# Aim
Transcribe everything in the data word for word. Pictures are left out.

# Entries shown
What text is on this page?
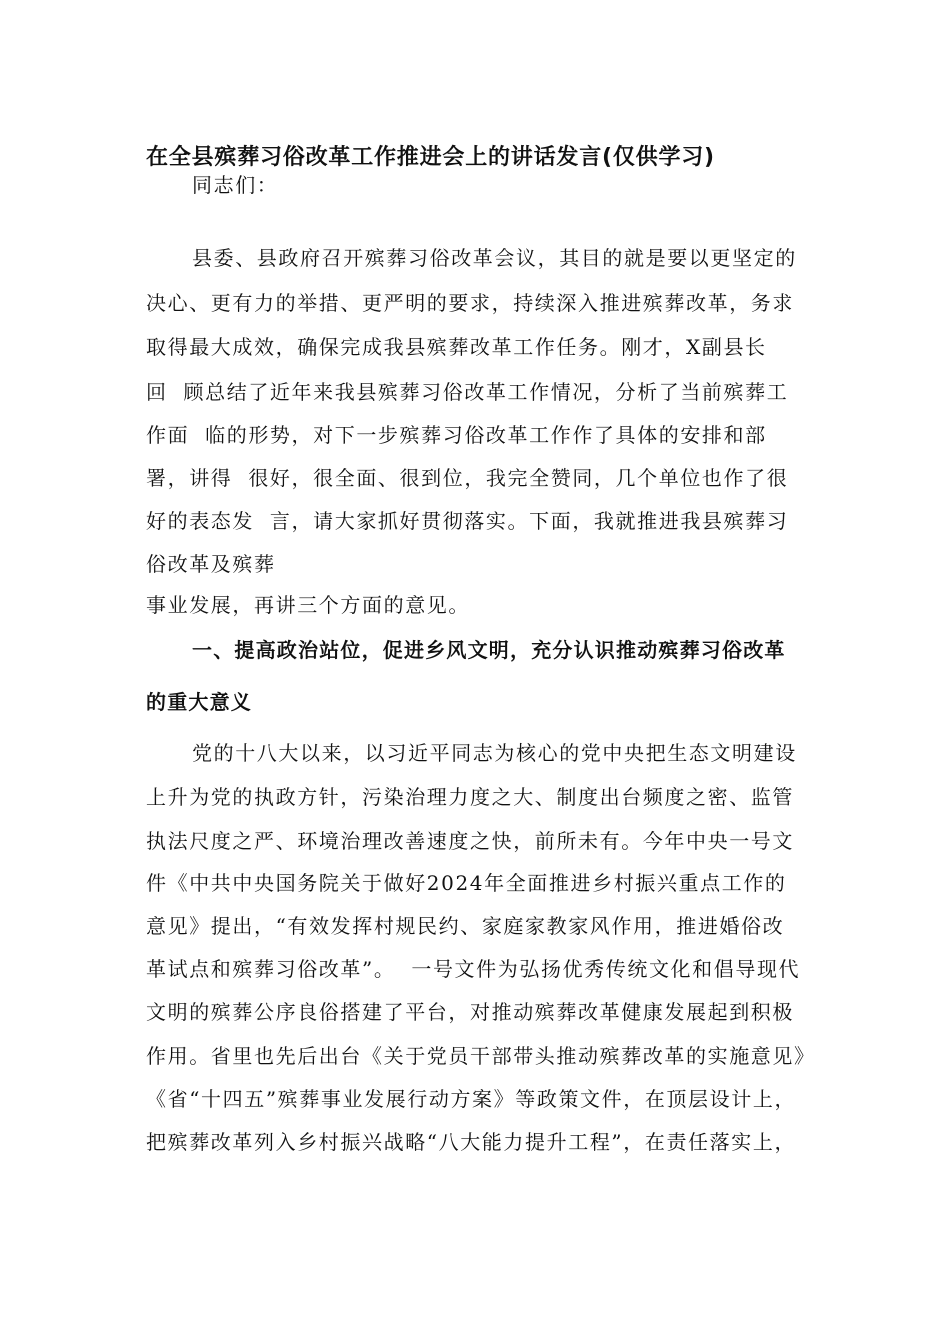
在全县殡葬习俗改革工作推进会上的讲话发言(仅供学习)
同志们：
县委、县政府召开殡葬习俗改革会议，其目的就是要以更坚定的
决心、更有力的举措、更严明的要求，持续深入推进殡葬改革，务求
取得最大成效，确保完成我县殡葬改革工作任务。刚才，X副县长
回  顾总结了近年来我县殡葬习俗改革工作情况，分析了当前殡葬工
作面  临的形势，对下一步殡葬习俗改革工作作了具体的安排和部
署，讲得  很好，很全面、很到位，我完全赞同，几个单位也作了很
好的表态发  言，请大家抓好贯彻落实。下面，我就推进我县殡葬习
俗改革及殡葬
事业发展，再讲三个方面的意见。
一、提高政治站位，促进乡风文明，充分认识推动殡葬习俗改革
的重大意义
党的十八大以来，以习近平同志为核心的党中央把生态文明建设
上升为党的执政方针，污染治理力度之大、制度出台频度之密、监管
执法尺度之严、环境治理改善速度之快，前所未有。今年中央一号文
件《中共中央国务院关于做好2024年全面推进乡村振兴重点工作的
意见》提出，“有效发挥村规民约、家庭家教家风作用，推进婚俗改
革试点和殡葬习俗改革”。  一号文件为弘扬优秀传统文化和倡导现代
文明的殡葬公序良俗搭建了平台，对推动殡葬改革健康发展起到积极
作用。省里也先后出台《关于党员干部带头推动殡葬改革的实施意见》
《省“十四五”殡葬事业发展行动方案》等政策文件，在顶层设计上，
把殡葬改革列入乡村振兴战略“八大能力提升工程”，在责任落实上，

# Solution to this task
What text is on this page?
在全县殡葬习俗改革工作推进会上的讲话发言(仅供学习)
同志们：
县委、县政府召开殡葬习俗改革会议，其目的就是要以更坚定的
决心、更有力的举措、更严明的要求，持续深入推进殡葬改革，务求
取得最大成效，确保完成我县殡葬改革工作任务。刚才，X副县长
回  顾总结了近年来我县殡葬习俗改革工作情况，分析了当前殡葬工
作面  临的形势，对下一步殡葬习俗改革工作作了具体的安排和部
署，讲得  很好，很全面、很到位，我完全赞同，几个单位也作了很
好的表态发  言，请大家抓好贯彻落实。下面，我就推进我县殡葬习
俗改革及殡葬
事业发展，再讲三个方面的意见。
一、提高政治站位，促进乡风文明，充分认识推动殡葬习俗改革
的重大意义
党的十八大以来，以习近平同志为核心的党中央把生态文明建设
上升为党的执政方针，污染治理力度之大、制度出台频度之密、监管
执法尺度之严、环境治理改善速度之快，前所未有。今年中央一号文
件《中共中央国务院关于做好2024年全面推进乡村振兴重点工作的
意见》提出，“有效发挥村规民约、家庭家教家风作用，推进婚俗改
革试点和殡葬习俗改革”。  一号文件为弘扬优秀传统文化和倡导现代
文明的殡葬公序良俗搭建了平台，对推动殡葬改革健康发展起到积极
作用。省里也先后出台《关于党员干部带头推动殡葬改革的实施意见》
《省“十四五”殡葬事业发展行动方案》等政策文件，在顶层设计上，
把殡葬改革列入乡村振兴战略“八大能力提升工程”，在责任落实上，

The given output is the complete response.